SELECTED EXCERPT:
Spring’s yellow carpet

By Ian Adams

Early May brings the East Kootenay’s most stunning and best-known floral display, arrowleaf balsamroot. Colloquially known as Okanagan sunflower in the Okanagan or Oregon sunflower in Oregon, it’s just plain sunflower here in the Kootenays. I guess we’re more modest and don’t claim it as our own.

Far from a regional specialty, balsamroot has a wide range across western North America. It occurs from Arizona north to B.C.’s Cariboo region and California east to Colorado and the Black Hills of South Dakota. As you move from south to north, balsamroot grows at lower elevations. In California and Arizona it’s known as a mountain plant. By the time you get to British Columbia, it occurs mostly in valley bottoms like the Rocky Mountain Trench here in the East Kootenay.

Certainly it does not like heat. A few days of unseasonable warmth here is enough to wilt the flowers and bring an early end to the stunning vistas they provide.

The picture above shows xaⱡ in bloom. Ian Adams photo

The sunflower moniker is apt as the plant does belong to the sunflower family. To Ktunaxa, it is xaⱡ (“hath” is an approximate pronunciation) and a very important plant with myriad uses. Roots, shoots, blossoms, seeds – all have value.

The plant grows 30 to 60 cm tall and produce a brilliant yellow flower that is more complicated than it looks. Known to botanists as ‘inflorescences,’ they are composed of several tiny florets. Each apparent petal on the bloom arises from a single floret comprised of one enormous petal and several tiny ones. There’s a lot going on in those big yellow blooms!

YOUR TASKS:
A - According to the balsamroot article, how tall does the plant grow?
B - Continue the balsamroot article from its last sentence.

MATERIAL SUPPLIED:
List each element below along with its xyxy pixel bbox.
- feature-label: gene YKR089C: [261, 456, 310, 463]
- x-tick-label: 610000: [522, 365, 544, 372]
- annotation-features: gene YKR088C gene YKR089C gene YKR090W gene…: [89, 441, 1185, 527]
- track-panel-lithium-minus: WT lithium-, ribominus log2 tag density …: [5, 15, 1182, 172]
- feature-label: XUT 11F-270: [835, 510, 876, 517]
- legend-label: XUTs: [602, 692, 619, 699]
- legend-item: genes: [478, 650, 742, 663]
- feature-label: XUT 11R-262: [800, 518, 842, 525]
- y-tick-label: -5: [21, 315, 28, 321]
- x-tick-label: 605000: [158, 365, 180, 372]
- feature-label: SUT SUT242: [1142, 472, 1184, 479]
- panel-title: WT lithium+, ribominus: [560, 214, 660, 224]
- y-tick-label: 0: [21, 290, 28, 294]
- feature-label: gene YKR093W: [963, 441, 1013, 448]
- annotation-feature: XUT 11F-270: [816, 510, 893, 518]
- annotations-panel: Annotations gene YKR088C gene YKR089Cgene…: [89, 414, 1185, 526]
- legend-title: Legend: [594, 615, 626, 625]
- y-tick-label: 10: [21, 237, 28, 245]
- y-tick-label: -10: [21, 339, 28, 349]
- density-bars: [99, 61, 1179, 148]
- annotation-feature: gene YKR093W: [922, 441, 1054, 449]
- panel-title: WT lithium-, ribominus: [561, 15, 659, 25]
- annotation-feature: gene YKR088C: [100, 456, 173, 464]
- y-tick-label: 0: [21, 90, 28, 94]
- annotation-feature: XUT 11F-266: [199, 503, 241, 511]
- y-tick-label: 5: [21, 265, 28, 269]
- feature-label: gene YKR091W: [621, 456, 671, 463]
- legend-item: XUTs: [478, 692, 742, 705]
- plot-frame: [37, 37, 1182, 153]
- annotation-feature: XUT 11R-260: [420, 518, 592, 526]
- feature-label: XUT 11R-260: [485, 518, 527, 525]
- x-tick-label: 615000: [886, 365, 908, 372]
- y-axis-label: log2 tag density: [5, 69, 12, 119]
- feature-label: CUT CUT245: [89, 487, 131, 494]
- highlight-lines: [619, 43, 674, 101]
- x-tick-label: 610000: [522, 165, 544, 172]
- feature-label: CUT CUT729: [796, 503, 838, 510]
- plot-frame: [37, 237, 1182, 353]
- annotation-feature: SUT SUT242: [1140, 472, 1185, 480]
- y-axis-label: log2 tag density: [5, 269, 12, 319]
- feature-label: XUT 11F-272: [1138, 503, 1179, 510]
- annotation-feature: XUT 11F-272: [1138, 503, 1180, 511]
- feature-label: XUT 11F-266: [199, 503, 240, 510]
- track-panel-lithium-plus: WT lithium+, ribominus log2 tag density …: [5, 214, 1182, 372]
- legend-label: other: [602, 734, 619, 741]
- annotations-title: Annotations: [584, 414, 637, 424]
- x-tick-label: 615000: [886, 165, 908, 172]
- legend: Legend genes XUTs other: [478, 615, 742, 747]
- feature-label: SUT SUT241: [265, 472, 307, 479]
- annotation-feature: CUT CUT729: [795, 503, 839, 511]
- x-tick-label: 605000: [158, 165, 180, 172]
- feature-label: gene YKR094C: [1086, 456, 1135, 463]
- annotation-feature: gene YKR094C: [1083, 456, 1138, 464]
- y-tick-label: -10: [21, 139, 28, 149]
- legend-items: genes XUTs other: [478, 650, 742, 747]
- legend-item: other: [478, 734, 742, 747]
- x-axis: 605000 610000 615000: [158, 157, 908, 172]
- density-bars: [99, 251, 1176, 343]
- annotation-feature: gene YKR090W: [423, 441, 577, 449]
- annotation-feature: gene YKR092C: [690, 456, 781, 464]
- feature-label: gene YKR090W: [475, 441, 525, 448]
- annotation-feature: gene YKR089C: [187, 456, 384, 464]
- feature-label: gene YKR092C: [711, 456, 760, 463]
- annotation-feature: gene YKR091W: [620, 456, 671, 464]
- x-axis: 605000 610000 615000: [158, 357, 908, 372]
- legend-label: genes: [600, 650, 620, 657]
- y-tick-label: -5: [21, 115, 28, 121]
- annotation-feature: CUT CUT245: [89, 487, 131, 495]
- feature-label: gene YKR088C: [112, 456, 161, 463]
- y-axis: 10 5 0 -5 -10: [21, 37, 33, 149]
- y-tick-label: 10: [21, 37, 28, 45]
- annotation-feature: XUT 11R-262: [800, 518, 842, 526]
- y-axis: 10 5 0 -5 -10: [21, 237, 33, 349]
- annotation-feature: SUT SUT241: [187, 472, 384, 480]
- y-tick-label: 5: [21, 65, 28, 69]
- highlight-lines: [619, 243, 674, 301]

TASK-BY-TASK ANSWERS:
A - 30 to 60 cm

B -
Balsamroot is perhaps the most photographed wildflower in B.C.’s interior. Many people have a favourite spot to take in spring’s yellow carpet. Eager Hill, Wycliffe Buttes, Kimberley Nature Park’s Sunflower Hill or almost any open forest site in the Rocky Mountain Trench that you can think of. The plant is associated with bunchgrass and fescue prairies as well as open ponderosa pine forests.

Like many grassland and open forest plants, balsamroot is well adapted to the low-intensity, frequent fire regimes that defined most of western North America before Smoky the Bear and company ill-advisedly decided all fire needed to be immediately snuffed out. This picture shows xaⱡ in bloom a mere two weeks after a low-intensity prescribed fire was applied to the landscape. As you can see, many other plants are rapidly sprouting from the charred surface but otherwise undamaged soil. As long as the caudex (top of the taproot) is not damaged, balsamroot quickly regenerates.

The reason for this ability to regenerate so quickly is because the vast majority of balsamroot is under ground. A common adaptation of grassland plants is a large, thick taproot that reaches great depths to ensure moisture is not limiting and the food energy produced during the short spring growing season can be safely stored until needed to produce leaves and blooms next year. The root contains a resin that gives “balsamroot” its name.

The taproot can be up to 10 cm across and has been recorded as deep as 2.7 metres (almost nine feet). The root extends downward for about 15 cm, then sends laterals out more-or-less horizontally to distances up to one metre. These laterals then turn down and reach depths of 1.5 m or more. The plant is well-rooted!

Well rooted perhaps, but not in a hurry. Seeds may take two or three years to germinate and another three to five years to start fully producing flowers. The large, dramatic plants we enjoy are likely a decade or more old and the plant will survive for much longer. When you consider the biomass of the plant that is below ground and that must be built from leaves that are viable for less than two months a year, it’s not surprising that xaⱡ is such a slow-growing species.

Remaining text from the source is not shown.